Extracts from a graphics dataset

==*==

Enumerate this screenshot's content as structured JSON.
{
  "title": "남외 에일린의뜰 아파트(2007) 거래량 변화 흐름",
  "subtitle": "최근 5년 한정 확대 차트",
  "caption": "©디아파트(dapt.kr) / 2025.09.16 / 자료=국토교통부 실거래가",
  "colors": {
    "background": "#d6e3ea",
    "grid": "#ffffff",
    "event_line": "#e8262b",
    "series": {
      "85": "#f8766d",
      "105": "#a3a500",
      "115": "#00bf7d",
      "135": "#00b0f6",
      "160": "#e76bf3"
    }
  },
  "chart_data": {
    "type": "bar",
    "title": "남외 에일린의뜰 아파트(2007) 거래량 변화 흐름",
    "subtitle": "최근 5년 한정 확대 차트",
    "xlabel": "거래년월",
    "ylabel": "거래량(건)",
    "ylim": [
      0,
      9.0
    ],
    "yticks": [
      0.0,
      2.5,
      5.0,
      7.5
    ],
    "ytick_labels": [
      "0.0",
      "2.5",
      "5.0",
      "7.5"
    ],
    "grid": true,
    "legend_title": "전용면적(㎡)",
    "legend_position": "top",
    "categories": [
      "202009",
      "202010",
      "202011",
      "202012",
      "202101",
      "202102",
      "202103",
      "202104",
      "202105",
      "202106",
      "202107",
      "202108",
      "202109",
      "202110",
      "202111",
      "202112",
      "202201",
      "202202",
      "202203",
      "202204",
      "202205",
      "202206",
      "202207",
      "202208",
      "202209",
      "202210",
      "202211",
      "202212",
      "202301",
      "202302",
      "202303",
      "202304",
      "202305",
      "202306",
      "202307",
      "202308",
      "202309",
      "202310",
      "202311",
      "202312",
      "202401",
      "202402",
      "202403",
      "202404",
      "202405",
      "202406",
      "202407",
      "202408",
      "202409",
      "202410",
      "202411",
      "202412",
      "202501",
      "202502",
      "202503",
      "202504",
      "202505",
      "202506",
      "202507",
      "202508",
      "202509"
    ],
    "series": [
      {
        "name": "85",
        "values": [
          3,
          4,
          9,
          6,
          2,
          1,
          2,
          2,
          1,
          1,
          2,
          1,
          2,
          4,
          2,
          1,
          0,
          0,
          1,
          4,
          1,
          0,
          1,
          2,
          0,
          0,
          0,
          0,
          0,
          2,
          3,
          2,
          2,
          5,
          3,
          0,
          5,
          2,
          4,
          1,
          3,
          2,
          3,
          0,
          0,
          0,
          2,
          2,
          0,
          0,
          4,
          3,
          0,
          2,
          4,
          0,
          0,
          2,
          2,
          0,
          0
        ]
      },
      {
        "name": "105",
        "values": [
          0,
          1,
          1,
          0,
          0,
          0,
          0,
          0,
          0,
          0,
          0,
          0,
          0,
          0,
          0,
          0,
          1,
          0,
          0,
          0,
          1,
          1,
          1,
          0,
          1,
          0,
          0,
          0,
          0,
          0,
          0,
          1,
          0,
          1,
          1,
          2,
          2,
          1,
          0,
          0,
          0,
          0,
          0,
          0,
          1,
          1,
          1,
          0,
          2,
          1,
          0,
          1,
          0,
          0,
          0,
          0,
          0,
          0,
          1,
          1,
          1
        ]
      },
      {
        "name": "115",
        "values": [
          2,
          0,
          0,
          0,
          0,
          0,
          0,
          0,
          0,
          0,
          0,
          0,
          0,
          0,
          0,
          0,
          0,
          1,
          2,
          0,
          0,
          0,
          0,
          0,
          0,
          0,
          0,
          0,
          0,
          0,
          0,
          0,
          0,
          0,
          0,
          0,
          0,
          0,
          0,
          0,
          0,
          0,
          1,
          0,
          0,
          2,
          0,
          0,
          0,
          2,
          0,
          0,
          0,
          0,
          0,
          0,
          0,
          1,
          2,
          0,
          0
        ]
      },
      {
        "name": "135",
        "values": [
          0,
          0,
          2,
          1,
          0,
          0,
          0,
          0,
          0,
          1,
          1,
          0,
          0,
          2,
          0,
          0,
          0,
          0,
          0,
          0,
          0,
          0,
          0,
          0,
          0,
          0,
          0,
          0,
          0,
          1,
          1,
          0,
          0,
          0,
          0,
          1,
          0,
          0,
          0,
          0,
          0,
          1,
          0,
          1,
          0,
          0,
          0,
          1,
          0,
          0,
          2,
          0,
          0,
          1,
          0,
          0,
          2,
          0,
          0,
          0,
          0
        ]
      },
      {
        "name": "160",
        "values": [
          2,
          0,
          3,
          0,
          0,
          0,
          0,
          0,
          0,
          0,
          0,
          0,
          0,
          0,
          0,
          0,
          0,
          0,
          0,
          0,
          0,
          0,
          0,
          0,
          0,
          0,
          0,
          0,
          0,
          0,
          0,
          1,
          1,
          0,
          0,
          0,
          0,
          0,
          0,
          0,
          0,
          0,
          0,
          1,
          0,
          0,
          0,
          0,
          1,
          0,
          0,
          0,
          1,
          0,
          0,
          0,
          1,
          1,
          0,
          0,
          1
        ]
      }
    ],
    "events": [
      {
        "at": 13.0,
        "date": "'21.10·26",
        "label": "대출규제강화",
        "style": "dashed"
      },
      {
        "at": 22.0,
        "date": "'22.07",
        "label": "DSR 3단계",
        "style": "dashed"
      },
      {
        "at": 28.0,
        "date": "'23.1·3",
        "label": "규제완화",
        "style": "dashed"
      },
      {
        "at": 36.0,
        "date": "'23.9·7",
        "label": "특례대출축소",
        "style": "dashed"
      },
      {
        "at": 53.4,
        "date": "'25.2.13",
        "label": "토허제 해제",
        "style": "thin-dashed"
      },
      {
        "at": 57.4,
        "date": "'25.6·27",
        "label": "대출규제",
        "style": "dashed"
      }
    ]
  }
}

==*==

> What to produce
Repeat every entry word for word.

> Exercise output
Enumerate this screenshot's content as structured JSON.
{
  "title": "남외 에일린의뜰 아파트(2007) 거래량 변화 흐름",
  "subtitle": "최근 5년 한정 확대 차트",
  "caption": "©디아파트(dapt.kr) / 2025.09.16 / 자료=국토교통부 실거래가",
  "colors": {
    "background": "#d6e3ea",
    "grid": "#ffffff",
    "event_line": "#e8262b",
    "series": {
      "85": "#f8766d",
      "105": "#a3a500",
      "115": "#00bf7d",
      "135": "#00b0f6",
      "160": "#e76bf3"
    }
  },
  "chart_data": {
    "type": "bar",
    "title": "남외 에일린의뜰 아파트(2007) 거래량 변화 흐름",
    "subtitle": "최근 5년 한정 확대 차트",
    "xlabel": "거래년월",
    "ylabel": "거래량(건)",
    "ylim": [
      0,
      9.0
    ],
    "yticks": [
      0.0,
      2.5,
      5.0,
      7.5
    ],
    "ytick_labels": [
      "0.0",
      "2.5",
      "5.0",
      "7.5"
    ],
    "grid": true,
    "legend_title": "전용면적(㎡)",
    "legend_position": "top",
    "categories": [
      "202009",
      "202010",
      "202011",
      "202012",
      "202101",
      "202102",
      "202103",
      "202104",
      "202105",
      "202106",
      "202107",
      "202108",
      "202109",
      "202110",
      "202111",
      "202112",
      "202201",
      "202202",
      "202203",
      "202204",
      "202205",
      "202206",
      "202207",
      "202208",
      "202209",
      "202210",
      "202211",
      "202212",
      "202301",
      "202302",
      "202303",
      "202304",
      "202305",
      "202306",
      "202307",
      "202308",
      "202309",
      "202310",
      "202311",
      "202312",
      "202401",
      "202402",
      "202403",
      "202404",
      "202405",
      "202406",
      "202407",
      "202408",
      "202409",
      "202410",
      "202411",
      "202412",
      "202501",
      "202502",
      "202503",
      "202504",
      "202505",
      "202506",
      "202507",
      "202508",
      "202509"
    ],
    "series": [
      {
        "name": "85",
        "values": [
          3,
          4,
          9,
          6,
          2,
          1,
          2,
          2,
          1,
          1,
          2,
          1,
          2,
          4,
          2,
          1,
          0,
          0,
          1,
          4,
          1,
          0,
          1,
          2,
          0,
          0,
          0,
          0,
          0,
          2,
          3,
          2,
          2,
          5,
          3,
          0,
          5,
          2,
          4,
          1,
          3,
          2,
          3,
          0,
          0,
          0,
          2,
          2,
          0,
          0,
          4,
          3,
          0,
          2,
          4,
          0,
          0,
          2,
          2,
          0,
          0
        ]
      },
      {
        "name": "105",
        "values": [
          0,
          1,
          1,
          0,
          0,
          0,
          0,
          0,
          0,
          0,
          0,
          0,
          0,
          0,
          0,
          0,
          1,
          0,
          0,
          0,
          1,
          1,
          1,
          0,
          1,
          0,
          0,
          0,
          0,
          0,
          0,
          1,
          0,
          1,
          1,
          2,
          2,
          1,
          0,
          0,
          0,
          0,
          0,
          0,
          1,
          1,
          1,
          0,
          2,
          1,
          0,
          1,
          0,
          0,
          0,
          0,
          0,
          0,
          1,
          1,
          1
        ]
      },
      {
        "name": "115",
        "values": [
          2,
          0,
          0,
          0,
          0,
          0,
          0,
          0,
          0,
          0,
          0,
          0,
          0,
          0,
          0,
          0,
          0,
          1,
          2,
          0,
          0,
          0,
          0,
          0,
          0,
          0,
          0,
          0,
          0,
          0,
          0,
          0,
          0,
          0,
          0,
          0,
          0,
          0,
          0,
          0,
          0,
          0,
          1,
          0,
          0,
          2,
          0,
          0,
          0,
          2,
          0,
          0,
          0,
          0,
          0,
          0,
          0,
          1,
          2,
          0,
          0
        ]
      },
      {
        "name": "135",
        "values": [
          0,
          0,
          2,
          1,
          0,
          0,
          0,
          0,
          0,
          1,
          1,
          0,
          0,
          2,
          0,
          0,
          0,
          0,
          0,
          0,
          0,
          0,
          0,
          0,
          0,
          0,
          0,
          0,
          0,
          1,
          1,
          0,
          0,
          0,
          0,
          1,
          0,
          0,
          0,
          0,
          0,
          1,
          0,
          1,
          0,
          0,
          0,
          1,
          0,
          0,
          2,
          0,
          0,
          1,
          0,
          0,
          2,
          0,
          0,
          0,
          0
        ]
      },
      {
        "name": "160",
        "values": [
          2,
          0,
          3,
          0,
          0,
          0,
          0,
          0,
          0,
          0,
          0,
          0,
          0,
          0,
          0,
          0,
          0,
          0,
          0,
          0,
          0,
          0,
          0,
          0,
          0,
          0,
          0,
          0,
          0,
          0,
          0,
          1,
          1,
          0,
          0,
          0,
          0,
          0,
          0,
          0,
          0,
          0,
          0,
          1,
          0,
          0,
          0,
          0,
          1,
          0,
          0,
          0,
          1,
          0,
          0,
          0,
          1,
          1,
          0,
          0,
          1
        ]
      }
    ],
    "events": [
      {
        "at": 13.0,
        "date": "'21.10·26",
        "label": "대출규제강화",
        "style": "dashed"
      },
      {
        "at": 22.0,
        "date": "'22.07",
        "label": "DSR 3단계",
        "style": "dashed"
      },
      {
        "at": 28.0,
        "date": "'23.1·3",
        "label": "규제완화",
        "style": "dashed"
      },
      {
        "at": 36.0,
        "date": "'23.9·7",
        "label": "특례대출축소",
        "style": "dashed"
      },
      {
        "at": 53.4,
        "date": "'25.2.13",
        "label": "토허제 해제",
        "style": "thin-dashed"
      },
      {
        "at": 57.4,
        "date": "'25.6·27",
        "label": "대출규제",
        "style": "dashed"
      }
    ]
  }
}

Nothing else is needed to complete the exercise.